─── DATA LISTING

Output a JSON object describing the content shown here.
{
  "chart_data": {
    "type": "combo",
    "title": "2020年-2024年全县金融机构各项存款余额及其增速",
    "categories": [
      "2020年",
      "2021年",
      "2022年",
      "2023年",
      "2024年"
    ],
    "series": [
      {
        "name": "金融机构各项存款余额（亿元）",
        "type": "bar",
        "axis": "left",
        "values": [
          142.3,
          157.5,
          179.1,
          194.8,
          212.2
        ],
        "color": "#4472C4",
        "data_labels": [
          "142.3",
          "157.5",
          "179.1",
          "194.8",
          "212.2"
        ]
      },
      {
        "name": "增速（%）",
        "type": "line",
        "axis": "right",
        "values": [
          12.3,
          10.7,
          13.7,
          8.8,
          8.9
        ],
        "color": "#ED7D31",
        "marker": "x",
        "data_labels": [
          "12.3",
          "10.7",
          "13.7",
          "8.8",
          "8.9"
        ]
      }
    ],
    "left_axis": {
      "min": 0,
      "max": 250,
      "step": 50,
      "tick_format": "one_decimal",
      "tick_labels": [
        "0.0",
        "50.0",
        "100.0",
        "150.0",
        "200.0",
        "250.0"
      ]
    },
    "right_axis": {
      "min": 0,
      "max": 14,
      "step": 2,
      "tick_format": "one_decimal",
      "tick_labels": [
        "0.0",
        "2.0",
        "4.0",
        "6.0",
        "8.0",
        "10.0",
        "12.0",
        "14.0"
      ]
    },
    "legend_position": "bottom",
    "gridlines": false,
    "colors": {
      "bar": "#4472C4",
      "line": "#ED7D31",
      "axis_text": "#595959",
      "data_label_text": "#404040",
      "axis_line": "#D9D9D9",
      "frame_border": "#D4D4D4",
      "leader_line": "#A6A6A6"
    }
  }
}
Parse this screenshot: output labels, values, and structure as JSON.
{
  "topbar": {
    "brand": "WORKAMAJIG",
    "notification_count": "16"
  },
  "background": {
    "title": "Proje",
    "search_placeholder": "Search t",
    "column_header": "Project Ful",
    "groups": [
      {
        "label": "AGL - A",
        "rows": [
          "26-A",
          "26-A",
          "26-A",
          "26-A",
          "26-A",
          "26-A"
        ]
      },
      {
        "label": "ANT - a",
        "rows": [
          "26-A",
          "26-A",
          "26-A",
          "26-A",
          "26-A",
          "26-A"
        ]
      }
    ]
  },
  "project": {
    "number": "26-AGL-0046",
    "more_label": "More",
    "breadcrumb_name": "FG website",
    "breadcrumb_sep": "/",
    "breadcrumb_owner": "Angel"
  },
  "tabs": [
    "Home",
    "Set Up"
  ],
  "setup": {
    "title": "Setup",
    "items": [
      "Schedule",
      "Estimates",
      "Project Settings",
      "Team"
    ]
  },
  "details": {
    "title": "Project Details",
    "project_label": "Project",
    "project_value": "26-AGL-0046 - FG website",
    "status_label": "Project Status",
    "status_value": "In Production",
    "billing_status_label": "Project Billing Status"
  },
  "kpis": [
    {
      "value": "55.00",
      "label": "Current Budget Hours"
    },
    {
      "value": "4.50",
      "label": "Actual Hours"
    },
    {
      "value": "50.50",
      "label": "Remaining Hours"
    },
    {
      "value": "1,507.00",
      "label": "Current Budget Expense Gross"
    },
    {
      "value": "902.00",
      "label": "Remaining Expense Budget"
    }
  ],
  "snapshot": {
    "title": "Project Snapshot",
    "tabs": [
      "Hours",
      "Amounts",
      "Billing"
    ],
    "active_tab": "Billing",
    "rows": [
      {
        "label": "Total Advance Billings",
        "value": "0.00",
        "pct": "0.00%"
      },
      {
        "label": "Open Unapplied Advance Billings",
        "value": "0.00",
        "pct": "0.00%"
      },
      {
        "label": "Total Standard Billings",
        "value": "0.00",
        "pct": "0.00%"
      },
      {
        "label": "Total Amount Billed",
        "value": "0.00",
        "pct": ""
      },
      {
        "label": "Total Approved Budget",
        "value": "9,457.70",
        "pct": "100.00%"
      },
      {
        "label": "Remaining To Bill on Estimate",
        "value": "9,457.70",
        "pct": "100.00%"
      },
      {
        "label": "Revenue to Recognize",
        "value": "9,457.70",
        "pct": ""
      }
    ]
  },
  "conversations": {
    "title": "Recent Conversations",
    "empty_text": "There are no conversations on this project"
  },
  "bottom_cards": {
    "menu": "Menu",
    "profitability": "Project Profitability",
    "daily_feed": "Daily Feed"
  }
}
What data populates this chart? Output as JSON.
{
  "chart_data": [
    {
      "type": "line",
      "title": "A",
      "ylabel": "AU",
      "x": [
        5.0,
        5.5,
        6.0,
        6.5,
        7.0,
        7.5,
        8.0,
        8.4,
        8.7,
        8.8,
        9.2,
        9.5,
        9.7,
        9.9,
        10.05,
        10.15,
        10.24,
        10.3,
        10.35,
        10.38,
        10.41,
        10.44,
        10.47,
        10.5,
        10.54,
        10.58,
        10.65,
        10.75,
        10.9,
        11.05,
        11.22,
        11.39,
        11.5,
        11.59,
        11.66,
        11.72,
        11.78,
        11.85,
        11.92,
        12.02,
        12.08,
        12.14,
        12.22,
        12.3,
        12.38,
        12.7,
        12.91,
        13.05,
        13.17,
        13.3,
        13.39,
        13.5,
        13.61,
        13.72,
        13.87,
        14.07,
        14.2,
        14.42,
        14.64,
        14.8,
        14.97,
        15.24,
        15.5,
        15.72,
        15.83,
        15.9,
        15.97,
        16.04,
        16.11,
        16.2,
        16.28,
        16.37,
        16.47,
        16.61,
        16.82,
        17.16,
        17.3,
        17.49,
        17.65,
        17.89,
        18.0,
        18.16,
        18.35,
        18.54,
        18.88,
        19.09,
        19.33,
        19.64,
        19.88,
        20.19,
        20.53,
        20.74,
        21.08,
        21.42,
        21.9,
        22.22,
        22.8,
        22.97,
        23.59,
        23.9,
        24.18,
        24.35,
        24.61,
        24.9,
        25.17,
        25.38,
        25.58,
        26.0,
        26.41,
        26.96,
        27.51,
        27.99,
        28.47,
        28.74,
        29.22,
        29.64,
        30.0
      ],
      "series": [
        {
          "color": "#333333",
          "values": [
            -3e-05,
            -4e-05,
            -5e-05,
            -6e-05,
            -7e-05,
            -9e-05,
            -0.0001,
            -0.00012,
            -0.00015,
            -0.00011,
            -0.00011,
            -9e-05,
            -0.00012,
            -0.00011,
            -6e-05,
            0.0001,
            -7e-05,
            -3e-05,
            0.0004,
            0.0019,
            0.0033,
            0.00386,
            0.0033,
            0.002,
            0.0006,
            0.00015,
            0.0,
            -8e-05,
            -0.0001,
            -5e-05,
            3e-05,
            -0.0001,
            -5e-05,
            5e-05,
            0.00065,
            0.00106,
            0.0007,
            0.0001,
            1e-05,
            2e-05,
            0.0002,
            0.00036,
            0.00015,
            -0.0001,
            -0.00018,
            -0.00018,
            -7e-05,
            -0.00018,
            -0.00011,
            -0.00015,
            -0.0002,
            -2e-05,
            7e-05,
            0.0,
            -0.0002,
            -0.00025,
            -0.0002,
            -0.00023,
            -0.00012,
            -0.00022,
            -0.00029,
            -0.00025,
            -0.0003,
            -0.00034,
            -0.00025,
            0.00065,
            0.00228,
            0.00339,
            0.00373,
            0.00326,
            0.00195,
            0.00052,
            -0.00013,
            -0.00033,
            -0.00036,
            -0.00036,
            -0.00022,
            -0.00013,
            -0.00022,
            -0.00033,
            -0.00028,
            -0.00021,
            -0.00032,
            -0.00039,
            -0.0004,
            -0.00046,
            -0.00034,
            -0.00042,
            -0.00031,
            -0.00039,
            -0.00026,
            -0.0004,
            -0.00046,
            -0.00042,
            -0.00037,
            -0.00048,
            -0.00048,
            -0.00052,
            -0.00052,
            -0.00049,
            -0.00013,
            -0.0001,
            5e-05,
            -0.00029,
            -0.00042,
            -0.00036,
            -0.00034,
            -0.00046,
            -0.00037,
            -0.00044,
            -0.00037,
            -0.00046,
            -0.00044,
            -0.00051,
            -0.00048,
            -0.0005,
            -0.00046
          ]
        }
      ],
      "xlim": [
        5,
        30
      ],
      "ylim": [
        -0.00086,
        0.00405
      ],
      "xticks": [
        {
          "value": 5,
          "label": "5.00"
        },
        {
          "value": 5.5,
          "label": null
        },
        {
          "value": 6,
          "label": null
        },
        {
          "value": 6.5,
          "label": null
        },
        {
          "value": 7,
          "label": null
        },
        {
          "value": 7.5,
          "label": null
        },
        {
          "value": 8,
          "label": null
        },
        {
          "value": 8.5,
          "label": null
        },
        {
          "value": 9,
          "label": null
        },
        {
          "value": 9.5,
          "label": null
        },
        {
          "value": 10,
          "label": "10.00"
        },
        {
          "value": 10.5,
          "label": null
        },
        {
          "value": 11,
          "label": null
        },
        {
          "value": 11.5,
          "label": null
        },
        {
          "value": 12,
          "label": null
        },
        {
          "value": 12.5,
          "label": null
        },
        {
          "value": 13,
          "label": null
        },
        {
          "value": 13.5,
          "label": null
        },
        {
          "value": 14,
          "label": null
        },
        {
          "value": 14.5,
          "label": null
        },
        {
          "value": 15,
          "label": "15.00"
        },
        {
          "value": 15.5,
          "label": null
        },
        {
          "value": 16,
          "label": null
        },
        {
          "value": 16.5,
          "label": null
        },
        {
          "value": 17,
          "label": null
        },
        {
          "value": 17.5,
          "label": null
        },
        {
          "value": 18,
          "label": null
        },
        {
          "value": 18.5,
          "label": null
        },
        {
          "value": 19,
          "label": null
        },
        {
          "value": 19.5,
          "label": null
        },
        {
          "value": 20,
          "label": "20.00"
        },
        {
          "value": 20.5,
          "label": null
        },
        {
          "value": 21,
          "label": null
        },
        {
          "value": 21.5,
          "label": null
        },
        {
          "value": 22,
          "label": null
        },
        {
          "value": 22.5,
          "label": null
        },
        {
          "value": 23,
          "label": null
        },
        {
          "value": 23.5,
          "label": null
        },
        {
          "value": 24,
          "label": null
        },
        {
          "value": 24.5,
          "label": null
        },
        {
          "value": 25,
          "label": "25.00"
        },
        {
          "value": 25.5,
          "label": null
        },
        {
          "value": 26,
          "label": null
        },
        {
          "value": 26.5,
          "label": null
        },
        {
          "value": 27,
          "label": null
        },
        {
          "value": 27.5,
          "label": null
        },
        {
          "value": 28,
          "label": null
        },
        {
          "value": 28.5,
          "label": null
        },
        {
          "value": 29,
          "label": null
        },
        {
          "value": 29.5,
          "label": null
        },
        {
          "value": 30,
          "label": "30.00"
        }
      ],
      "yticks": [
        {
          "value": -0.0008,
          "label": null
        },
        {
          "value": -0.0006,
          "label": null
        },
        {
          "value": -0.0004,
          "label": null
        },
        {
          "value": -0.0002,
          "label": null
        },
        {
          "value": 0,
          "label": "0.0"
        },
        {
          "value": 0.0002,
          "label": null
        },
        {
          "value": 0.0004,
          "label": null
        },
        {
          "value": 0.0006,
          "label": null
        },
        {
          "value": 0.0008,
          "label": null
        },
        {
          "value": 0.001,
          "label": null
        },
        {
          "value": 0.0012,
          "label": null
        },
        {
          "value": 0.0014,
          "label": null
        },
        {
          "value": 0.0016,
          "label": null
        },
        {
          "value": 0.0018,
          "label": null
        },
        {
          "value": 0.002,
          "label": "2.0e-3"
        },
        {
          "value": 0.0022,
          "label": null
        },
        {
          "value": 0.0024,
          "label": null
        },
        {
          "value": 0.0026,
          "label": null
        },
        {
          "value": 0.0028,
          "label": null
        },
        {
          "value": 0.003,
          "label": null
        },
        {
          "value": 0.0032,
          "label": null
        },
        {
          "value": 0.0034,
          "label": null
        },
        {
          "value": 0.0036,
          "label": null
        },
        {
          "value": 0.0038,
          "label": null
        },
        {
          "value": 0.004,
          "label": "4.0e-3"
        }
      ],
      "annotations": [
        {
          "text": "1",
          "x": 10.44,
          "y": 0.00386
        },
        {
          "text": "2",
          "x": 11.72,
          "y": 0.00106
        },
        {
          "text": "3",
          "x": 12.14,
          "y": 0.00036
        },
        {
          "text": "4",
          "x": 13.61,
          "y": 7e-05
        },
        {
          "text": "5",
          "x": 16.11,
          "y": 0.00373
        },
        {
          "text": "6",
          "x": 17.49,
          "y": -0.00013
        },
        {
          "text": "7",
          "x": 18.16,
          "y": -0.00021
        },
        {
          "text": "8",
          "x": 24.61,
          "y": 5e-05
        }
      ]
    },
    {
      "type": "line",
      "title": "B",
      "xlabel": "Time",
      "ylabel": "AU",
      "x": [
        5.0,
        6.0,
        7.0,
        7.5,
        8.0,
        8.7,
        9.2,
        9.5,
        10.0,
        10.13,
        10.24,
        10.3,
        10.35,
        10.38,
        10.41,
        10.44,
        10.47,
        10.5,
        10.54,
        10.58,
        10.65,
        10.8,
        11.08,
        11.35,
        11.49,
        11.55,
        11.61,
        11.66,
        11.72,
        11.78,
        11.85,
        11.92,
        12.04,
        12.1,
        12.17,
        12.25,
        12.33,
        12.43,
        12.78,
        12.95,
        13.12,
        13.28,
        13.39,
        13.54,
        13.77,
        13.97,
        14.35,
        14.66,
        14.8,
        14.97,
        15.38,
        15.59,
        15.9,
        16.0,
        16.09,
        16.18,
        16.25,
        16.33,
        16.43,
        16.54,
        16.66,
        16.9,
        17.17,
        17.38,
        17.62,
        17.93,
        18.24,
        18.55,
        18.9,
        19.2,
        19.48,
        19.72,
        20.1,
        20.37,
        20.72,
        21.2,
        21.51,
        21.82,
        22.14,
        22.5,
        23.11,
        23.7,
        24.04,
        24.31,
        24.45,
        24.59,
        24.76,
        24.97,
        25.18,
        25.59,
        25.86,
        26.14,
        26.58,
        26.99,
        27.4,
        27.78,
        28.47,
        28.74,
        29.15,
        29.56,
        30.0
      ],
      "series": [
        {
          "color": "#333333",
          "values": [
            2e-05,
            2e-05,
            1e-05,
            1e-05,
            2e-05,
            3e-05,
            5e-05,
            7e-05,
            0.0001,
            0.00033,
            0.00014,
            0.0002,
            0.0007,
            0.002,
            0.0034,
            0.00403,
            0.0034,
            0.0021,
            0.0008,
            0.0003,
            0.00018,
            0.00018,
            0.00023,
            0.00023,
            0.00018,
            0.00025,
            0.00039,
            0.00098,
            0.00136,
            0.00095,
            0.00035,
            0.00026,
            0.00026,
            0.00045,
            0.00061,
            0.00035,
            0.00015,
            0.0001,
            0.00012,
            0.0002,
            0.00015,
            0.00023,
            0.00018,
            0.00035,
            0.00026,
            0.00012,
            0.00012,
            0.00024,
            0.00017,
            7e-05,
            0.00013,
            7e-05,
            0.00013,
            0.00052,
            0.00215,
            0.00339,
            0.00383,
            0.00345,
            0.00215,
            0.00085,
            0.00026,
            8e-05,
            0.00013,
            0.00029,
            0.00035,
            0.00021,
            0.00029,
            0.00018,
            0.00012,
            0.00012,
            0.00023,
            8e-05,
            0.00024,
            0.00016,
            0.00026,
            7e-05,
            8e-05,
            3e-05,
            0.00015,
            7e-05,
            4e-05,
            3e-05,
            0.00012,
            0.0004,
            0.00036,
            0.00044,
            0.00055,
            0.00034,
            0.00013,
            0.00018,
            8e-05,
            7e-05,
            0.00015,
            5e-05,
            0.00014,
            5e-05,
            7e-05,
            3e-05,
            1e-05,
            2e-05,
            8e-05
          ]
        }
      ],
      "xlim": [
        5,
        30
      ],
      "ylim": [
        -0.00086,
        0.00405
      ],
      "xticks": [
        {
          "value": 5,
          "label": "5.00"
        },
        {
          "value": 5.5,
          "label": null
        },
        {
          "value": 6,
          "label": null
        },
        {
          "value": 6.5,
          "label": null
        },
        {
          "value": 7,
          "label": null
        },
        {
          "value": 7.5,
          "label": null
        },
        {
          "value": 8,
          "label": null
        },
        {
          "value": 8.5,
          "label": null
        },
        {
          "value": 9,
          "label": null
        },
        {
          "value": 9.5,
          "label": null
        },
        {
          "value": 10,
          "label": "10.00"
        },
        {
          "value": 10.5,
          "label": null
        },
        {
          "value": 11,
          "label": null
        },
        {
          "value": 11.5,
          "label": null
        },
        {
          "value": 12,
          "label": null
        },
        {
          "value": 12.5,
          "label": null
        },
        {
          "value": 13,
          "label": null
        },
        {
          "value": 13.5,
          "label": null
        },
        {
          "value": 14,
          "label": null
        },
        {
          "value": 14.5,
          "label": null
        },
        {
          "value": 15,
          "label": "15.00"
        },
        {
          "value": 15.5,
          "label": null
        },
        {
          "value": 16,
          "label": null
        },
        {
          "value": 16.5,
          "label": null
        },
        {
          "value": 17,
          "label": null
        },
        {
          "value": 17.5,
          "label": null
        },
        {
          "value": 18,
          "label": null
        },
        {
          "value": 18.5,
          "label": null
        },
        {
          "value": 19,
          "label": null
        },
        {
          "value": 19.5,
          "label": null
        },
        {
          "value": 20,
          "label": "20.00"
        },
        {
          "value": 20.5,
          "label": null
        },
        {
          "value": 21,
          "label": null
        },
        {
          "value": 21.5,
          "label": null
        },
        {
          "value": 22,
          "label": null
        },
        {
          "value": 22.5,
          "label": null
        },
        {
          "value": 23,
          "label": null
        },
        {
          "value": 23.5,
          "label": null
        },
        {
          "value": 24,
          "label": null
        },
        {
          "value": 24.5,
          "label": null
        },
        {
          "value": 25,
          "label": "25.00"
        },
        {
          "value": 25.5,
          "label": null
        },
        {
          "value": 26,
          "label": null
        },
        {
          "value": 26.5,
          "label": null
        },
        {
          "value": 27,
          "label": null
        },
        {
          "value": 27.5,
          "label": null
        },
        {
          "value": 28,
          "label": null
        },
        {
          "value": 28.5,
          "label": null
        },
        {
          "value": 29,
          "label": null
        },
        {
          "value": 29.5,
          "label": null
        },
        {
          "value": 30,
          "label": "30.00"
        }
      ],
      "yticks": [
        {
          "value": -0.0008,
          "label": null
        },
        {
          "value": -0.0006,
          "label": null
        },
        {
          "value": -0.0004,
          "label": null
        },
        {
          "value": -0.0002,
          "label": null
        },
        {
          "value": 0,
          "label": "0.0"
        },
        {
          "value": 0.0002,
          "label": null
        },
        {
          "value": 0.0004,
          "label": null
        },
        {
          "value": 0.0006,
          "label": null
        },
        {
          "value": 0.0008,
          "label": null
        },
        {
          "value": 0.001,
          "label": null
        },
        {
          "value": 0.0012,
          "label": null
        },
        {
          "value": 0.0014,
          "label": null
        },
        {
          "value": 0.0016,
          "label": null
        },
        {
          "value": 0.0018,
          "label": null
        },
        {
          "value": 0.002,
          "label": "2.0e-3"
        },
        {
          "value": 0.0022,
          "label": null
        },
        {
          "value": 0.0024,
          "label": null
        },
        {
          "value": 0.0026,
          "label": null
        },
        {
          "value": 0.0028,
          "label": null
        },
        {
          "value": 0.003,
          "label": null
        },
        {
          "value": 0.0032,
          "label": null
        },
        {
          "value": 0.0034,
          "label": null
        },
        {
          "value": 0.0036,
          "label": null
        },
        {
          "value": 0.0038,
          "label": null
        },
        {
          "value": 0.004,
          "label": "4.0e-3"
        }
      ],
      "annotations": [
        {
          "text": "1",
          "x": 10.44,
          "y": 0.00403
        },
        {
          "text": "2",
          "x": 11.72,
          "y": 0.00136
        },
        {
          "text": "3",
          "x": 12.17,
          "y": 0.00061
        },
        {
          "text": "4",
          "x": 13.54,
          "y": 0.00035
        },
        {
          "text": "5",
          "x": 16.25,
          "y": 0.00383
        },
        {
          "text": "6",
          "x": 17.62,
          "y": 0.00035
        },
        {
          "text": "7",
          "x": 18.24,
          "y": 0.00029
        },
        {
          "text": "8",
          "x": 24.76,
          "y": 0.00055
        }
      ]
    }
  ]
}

──────

» **WHAT TO WORK ON**:
Where a line holds "Billings", copy that line.

» **SOLUTION TO THIS TASK**:
        "label": "Total Advance Billings",
        "label": "Open Unapplied Advance Billings",
        "label": "Total Standard Billings",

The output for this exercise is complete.